Rewrite the items starting at the line containing "Patent image size: (931, 561)." and ending after the line containing "The screen control application 124 is", changing "simplified system diagram" to "schematic block diagram" and leaving everything else unchanged.

* * *

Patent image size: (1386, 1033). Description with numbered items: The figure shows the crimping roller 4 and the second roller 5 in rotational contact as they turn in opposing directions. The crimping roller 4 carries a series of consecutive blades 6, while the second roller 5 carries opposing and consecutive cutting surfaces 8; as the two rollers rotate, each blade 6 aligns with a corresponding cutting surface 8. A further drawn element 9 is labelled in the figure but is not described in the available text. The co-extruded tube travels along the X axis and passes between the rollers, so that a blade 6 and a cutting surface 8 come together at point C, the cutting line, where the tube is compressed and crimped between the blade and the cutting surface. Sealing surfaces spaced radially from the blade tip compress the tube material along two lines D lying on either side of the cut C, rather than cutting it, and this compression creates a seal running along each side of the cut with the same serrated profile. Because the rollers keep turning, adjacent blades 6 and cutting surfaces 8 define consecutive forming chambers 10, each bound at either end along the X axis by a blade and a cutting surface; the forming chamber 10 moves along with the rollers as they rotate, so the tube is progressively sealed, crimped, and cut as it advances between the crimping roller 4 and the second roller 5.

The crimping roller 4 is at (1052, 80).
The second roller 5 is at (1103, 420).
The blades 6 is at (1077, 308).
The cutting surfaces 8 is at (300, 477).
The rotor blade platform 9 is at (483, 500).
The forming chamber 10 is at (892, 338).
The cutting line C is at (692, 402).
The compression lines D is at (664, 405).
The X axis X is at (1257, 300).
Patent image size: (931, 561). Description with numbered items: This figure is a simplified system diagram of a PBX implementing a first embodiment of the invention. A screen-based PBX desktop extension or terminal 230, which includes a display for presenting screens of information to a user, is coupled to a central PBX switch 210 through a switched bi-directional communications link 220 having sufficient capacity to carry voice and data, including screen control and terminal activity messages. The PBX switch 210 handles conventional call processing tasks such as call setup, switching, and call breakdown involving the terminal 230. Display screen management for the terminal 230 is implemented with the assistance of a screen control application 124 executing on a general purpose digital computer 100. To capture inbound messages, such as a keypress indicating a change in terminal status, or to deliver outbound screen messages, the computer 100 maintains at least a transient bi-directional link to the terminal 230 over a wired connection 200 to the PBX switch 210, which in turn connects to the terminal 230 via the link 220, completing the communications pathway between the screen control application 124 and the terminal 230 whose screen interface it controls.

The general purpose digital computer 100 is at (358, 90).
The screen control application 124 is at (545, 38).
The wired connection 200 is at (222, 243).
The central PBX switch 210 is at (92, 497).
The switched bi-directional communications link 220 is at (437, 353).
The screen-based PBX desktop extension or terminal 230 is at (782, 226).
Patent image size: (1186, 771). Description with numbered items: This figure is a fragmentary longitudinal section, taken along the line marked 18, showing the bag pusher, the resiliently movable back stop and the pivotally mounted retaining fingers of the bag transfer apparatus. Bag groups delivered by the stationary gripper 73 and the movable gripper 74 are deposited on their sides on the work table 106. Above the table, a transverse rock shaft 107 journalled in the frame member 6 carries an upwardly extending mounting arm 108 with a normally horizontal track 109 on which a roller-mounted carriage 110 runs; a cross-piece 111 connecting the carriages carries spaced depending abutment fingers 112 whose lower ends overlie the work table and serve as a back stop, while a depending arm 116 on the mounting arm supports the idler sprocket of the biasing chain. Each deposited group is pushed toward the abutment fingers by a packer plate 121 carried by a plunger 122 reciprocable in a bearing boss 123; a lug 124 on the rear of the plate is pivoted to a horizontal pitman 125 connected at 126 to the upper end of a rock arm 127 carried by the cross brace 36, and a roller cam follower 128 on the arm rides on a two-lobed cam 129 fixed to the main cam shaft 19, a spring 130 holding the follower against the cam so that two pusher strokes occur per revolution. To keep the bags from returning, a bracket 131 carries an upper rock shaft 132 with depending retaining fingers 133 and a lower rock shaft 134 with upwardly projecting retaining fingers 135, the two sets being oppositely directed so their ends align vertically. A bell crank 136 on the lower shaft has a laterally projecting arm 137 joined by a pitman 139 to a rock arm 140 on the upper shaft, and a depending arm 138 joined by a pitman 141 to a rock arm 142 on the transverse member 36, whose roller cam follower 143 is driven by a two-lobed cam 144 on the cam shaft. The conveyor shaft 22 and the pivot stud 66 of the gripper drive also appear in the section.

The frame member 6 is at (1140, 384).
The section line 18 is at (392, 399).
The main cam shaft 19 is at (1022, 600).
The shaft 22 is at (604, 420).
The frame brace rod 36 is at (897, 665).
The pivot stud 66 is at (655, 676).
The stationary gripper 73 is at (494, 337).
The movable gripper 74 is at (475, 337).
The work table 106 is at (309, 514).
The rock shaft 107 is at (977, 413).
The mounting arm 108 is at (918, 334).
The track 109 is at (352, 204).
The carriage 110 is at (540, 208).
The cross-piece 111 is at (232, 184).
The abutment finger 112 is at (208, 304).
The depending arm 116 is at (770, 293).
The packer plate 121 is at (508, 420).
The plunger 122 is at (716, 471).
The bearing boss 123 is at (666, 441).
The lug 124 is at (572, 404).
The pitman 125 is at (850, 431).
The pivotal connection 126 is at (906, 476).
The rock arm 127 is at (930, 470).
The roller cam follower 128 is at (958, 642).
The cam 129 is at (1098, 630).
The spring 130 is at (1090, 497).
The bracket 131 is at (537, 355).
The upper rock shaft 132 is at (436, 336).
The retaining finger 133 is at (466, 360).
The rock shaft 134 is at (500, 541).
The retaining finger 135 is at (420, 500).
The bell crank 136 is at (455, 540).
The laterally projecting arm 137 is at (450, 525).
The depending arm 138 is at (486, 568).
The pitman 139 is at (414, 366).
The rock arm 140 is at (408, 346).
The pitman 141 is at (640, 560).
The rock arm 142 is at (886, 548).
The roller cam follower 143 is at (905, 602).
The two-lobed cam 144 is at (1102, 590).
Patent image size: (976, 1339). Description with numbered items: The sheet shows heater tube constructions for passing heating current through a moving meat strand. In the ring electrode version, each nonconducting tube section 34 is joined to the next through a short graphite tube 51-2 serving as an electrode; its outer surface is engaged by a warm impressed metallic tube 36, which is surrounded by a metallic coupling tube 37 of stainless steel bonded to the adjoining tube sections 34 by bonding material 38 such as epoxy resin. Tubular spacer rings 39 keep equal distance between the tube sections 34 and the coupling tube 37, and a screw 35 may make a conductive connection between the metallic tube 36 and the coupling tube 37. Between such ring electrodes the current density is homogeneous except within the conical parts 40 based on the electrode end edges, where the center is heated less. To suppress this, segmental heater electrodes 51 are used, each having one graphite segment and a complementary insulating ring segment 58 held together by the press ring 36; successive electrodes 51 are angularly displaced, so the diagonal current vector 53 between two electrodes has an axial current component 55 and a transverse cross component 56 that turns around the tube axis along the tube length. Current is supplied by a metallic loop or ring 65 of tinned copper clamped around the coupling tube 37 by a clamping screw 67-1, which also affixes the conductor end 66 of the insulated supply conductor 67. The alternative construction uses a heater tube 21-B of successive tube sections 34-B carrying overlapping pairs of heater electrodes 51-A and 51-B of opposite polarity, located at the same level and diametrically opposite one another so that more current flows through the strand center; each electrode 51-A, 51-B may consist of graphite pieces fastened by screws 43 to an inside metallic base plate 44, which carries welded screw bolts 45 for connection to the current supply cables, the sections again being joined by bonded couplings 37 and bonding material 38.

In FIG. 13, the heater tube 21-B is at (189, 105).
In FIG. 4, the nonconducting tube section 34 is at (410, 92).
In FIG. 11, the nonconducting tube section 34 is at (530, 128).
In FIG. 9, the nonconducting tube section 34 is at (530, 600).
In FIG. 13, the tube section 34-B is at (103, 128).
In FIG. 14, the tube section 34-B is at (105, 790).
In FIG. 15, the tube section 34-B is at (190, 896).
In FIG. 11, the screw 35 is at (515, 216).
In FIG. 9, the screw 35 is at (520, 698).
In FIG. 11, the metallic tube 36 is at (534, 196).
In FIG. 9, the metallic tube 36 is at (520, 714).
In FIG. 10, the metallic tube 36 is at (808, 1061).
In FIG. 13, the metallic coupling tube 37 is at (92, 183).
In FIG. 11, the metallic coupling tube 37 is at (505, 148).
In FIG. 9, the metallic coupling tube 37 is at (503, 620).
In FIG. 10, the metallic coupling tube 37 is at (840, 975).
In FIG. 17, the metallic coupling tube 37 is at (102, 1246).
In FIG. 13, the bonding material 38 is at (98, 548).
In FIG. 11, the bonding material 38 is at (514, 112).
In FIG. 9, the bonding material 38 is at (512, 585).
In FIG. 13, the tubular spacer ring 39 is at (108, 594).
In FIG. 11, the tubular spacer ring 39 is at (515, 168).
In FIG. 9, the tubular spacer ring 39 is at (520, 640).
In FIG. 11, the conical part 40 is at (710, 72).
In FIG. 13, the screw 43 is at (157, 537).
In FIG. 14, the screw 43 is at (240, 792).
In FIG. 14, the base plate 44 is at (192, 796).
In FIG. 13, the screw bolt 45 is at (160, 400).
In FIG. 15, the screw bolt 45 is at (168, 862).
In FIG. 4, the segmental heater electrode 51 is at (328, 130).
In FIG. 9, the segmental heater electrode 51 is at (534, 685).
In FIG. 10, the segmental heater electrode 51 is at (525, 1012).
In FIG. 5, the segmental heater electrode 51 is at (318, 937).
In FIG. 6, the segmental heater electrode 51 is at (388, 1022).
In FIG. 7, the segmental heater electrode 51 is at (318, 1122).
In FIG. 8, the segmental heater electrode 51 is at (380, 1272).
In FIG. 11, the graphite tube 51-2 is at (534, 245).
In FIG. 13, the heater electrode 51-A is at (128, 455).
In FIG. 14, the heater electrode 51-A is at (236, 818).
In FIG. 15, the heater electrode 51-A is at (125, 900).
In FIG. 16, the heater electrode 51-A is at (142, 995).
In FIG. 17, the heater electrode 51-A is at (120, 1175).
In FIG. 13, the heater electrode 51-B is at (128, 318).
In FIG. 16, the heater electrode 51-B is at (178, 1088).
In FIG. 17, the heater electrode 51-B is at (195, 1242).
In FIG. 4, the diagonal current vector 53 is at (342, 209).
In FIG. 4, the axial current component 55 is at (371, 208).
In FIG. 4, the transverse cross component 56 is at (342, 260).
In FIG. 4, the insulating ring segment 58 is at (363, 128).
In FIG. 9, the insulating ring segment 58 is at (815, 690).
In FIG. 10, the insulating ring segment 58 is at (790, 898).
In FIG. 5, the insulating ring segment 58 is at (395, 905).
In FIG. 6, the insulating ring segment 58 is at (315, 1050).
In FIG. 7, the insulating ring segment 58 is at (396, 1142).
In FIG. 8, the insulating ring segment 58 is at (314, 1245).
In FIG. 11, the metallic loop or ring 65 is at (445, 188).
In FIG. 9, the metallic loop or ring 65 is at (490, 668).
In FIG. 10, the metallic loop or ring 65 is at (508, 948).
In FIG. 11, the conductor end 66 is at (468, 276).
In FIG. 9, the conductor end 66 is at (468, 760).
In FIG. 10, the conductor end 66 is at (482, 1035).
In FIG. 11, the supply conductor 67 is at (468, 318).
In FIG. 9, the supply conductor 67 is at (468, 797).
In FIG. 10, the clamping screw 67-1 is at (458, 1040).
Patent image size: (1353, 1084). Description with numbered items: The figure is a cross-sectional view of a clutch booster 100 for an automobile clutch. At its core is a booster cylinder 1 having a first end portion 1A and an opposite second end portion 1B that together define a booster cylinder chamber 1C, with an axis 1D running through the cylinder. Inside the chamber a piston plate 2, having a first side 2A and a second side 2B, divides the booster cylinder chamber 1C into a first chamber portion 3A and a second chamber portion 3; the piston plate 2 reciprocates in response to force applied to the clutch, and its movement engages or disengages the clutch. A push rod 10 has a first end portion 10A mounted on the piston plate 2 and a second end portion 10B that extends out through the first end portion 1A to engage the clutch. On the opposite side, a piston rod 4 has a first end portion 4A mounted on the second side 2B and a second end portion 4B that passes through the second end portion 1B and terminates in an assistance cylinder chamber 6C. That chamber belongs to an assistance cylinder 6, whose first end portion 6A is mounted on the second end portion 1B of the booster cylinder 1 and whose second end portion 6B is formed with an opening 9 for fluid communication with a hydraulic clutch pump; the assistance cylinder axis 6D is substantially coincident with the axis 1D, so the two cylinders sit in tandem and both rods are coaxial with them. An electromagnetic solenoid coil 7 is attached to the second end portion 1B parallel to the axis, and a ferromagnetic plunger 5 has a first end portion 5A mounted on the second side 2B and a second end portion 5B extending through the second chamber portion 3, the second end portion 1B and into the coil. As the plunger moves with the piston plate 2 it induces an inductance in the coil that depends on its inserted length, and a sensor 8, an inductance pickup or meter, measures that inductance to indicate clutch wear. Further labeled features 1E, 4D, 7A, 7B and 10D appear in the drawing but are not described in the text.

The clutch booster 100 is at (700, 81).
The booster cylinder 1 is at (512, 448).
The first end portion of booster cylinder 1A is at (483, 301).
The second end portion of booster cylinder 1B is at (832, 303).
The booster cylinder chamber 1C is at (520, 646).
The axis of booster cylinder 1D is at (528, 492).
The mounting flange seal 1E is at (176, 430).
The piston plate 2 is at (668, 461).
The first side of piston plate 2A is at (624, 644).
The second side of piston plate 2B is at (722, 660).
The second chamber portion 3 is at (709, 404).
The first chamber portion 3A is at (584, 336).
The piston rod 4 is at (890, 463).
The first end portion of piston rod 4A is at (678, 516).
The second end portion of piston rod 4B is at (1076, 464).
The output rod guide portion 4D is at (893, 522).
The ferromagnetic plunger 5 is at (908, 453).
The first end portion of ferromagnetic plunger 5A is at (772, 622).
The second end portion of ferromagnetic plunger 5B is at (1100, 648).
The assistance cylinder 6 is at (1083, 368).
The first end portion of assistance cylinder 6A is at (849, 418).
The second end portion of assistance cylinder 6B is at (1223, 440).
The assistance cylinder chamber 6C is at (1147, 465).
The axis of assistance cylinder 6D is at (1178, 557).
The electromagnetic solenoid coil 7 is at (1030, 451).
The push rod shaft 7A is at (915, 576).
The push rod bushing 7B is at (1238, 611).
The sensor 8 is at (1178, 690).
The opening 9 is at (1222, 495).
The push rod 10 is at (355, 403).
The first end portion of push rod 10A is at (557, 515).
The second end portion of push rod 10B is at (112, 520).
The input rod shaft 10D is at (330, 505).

* * *

■ **EXPECTED ANSWER**:
Patent image size: (931, 561). Description with numbered items: This figure is a schematic block diagram of a PBX implementing a first embodiment of the invention. A screen-based PBX desktop extension or terminal 230, which includes a display for presenting screens of information to a user, is coupled to a central PBX switch 210 through a switched bi-directional communications link 220 having sufficient capacity to carry voice and data, including screen control and terminal activity messages. The PBX switch 210 handles conventional call processing tasks such as call setup, switching, and call breakdown involving the terminal 230. Display screen management for the terminal 230 is implemented with the assistance of a screen control application 124 executing on a general purpose digital computer 100. To capture inbound messages, such as a keypress indicating a change in terminal status, or to deliver outbound screen messages, the computer 100 maintains at least a transient bi-directional link to the terminal 230 over a wired connection 200 to the PBX switch 210, which in turn connects to the terminal 230 via the link 220, completing the communications pathway between the screen control application 124 and the terminal 230 whose screen interface it controls.

The general purpose digital computer 100 is at (358, 90).
The screen control application 124 is at (545, 38).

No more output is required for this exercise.